• **REQUIRED TASK**
Pictures should be excluded; otherwise, copy every entry exactly.

• **GIVEN DATA**
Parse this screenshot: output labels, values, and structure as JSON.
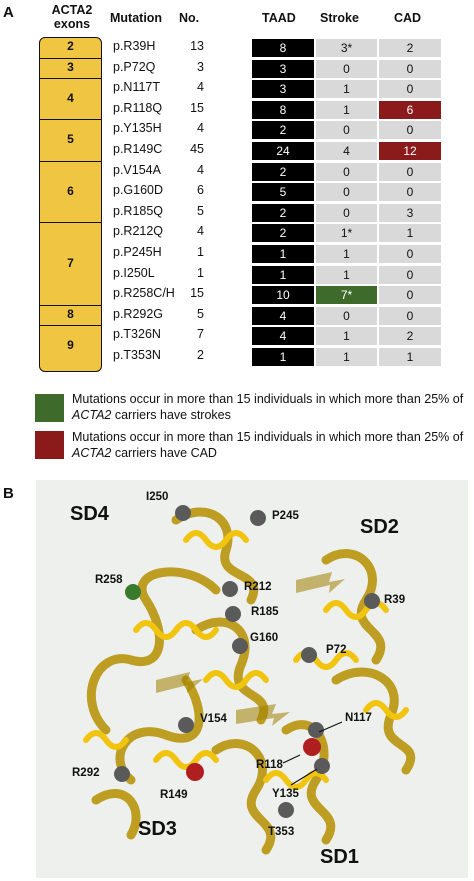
{
  "panel_a": {
    "label": "A",
    "headers": {
      "exons": "ACTA2\nexons",
      "mutation": "Mutation",
      "no": "No.",
      "taad": "TAAD",
      "stroke": "Stroke",
      "cad": "CAD"
    },
    "exons": [
      "2",
      "3",
      "4",
      "5",
      "6",
      "7",
      "8",
      "9"
    ],
    "rows": [
      {
        "mutation": "p.R39H",
        "no": "13",
        "taad": "8",
        "stroke": "3*",
        "cad": "2"
      },
      {
        "mutation": "p.P72Q",
        "no": "3",
        "taad": "3",
        "stroke": "0",
        "cad": "0"
      },
      {
        "mutation": "p.N117T",
        "no": "4",
        "taad": "3",
        "stroke": "1",
        "cad": "0"
      },
      {
        "mutation": "p.R118Q",
        "no": "15",
        "taad": "8",
        "stroke": "1",
        "cad": "6"
      },
      {
        "mutation": "p.Y135H",
        "no": "4",
        "taad": "2",
        "stroke": "0",
        "cad": "0"
      },
      {
        "mutation": "p.R149C",
        "no": "45",
        "taad": "24",
        "stroke": "4",
        "cad": "12"
      },
      {
        "mutation": "p.V154A",
        "no": "4",
        "taad": "2",
        "stroke": "0",
        "cad": "0"
      },
      {
        "mutation": "p.G160D",
        "no": "6",
        "taad": "5",
        "stroke": "0",
        "cad": "0"
      },
      {
        "mutation": "p.R185Q",
        "no": "5",
        "taad": "2",
        "stroke": "0",
        "cad": "3"
      },
      {
        "mutation": "p.R212Q",
        "no": "4",
        "taad": "2",
        "stroke": "1*",
        "cad": "1"
      },
      {
        "mutation": "p.P245H",
        "no": "1",
        "taad": "1",
        "stroke": "1",
        "cad": "0"
      },
      {
        "mutation": "p.I250L",
        "no": "1",
        "taad": "1",
        "stroke": "1",
        "cad": "0"
      },
      {
        "mutation": "p.R258C/H",
        "no": "15",
        "taad": "10",
        "stroke": "7*",
        "cad": "0"
      },
      {
        "mutation": "p.R292G",
        "no": "5",
        "taad": "4",
        "stroke": "0",
        "cad": "0"
      },
      {
        "mutation": "p.T326N",
        "no": "7",
        "taad": "4",
        "stroke": "1",
        "cad": "2"
      },
      {
        "mutation": "p.T353N",
        "no": "2",
        "taad": "1",
        "stroke": "1",
        "cad": "1"
      }
    ],
    "legend": [
      {
        "color": "#3e6b2c",
        "text_before": "Mutations occur in more than 15 individuals in which more than 25% of ",
        "italic": "ACTA2",
        "text_after": " carriers have strokes"
      },
      {
        "color": "#8b1a1a",
        "text_before": "Mutations occur in more than 15 individuals in which more than 25% of ",
        "italic": "ACTA2",
        "text_after": " carriers have CAD"
      }
    ]
  },
  "panel_b": {
    "label": "B",
    "subdomains": [
      "SD4",
      "SD2",
      "SD3",
      "SD1"
    ],
    "residues": [
      "I250",
      "P245",
      "R258",
      "R212",
      "R39",
      "R185",
      "G160",
      "P72",
      "N117",
      "V154",
      "R292",
      "R118",
      "R149",
      "Y135",
      "T353"
    ]
  }
}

• **RESULT FOR THIS TASK**
Parse this screenshot: output labels, values, and structure as JSON.
{
  "panel_a": {
    "label": "A",
    "headers": {
      "exons": "ACTA2\nexons",
      "mutation": "Mutation",
      "no": "No.",
      "taad": "TAAD",
      "stroke": "Stroke",
      "cad": "CAD"
    },
    "exons": [
      "2",
      "3",
      "4",
      "5",
      "6",
      "7",
      "8",
      "9"
    ],
    "rows": [
      {
        "mutation": "p.R39H",
        "no": "13",
        "taad": "8",
        "stroke": "3*",
        "cad": "2"
      },
      {
        "mutation": "p.P72Q",
        "no": "3",
        "taad": "3",
        "stroke": "0",
        "cad": "0"
      },
      {
        "mutation": "p.N117T",
        "no": "4",
        "taad": "3",
        "stroke": "1",
        "cad": "0"
      },
      {
        "mutation": "p.R118Q",
        "no": "15",
        "taad": "8",
        "stroke": "1",
        "cad": "6"
      },
      {
        "mutation": "p.Y135H",
        "no": "4",
        "taad": "2",
        "stroke": "0",
        "cad": "0"
      },
      {
        "mutation": "p.R149C",
        "no": "45",
        "taad": "24",
        "stroke": "4",
        "cad": "12"
      },
      {
        "mutation": "p.V154A",
        "no": "4",
        "taad": "2",
        "stroke": "0",
        "cad": "0"
      },
      {
        "mutation": "p.G160D",
        "no": "6",
        "taad": "5",
        "stroke": "0",
        "cad": "0"
      },
      {
        "mutation": "p.R185Q",
        "no": "5",
        "taad": "2",
        "stroke": "0",
        "cad": "3"
      },
      {
        "mutation": "p.R212Q",
        "no": "4",
        "taad": "2",
        "stroke": "1*",
        "cad": "1"
      },
      {
        "mutation": "p.P245H",
        "no": "1",
        "taad": "1",
        "stroke": "1",
        "cad": "0"
      },
      {
        "mutation": "p.I250L",
        "no": "1",
        "taad": "1",
        "stroke": "1",
        "cad": "0"
      },
      {
        "mutation": "p.R258C/H",
        "no": "15",
        "taad": "10",
        "stroke": "7*",
        "cad": "0"
      },
      {
        "mutation": "p.R292G",
        "no": "5",
        "taad": "4",
        "stroke": "0",
        "cad": "0"
      },
      {
        "mutation": "p.T326N",
        "no": "7",
        "taad": "4",
        "stroke": "1",
        "cad": "2"
      },
      {
        "mutation": "p.T353N",
        "no": "2",
        "taad": "1",
        "stroke": "1",
        "cad": "1"
      }
    ],
    "legend": [
      {
        "color": "#3e6b2c",
        "text_before": "Mutations occur in more than 15 individuals in which more than 25% of ",
        "italic": "ACTA2",
        "text_after": " carriers have strokes"
      },
      {
        "color": "#8b1a1a",
        "text_before": "Mutations occur in more than 15 individuals in which more than 25% of ",
        "italic": "ACTA2",
        "text_after": " carriers have CAD"
      }
    ]
  },
  "panel_b": {
    "label": "B",
    "subdomains": [
      "SD4",
      "SD2",
      "SD3",
      "SD1"
    ],
    "residues": [
      "I250",
      "P245",
      "R258",
      "R212",
      "R39",
      "R185",
      "G160",
      "P72",
      "N117",
      "V154",
      "R292",
      "R118",
      "R149",
      "Y135",
      "T353"
    ]
  }
}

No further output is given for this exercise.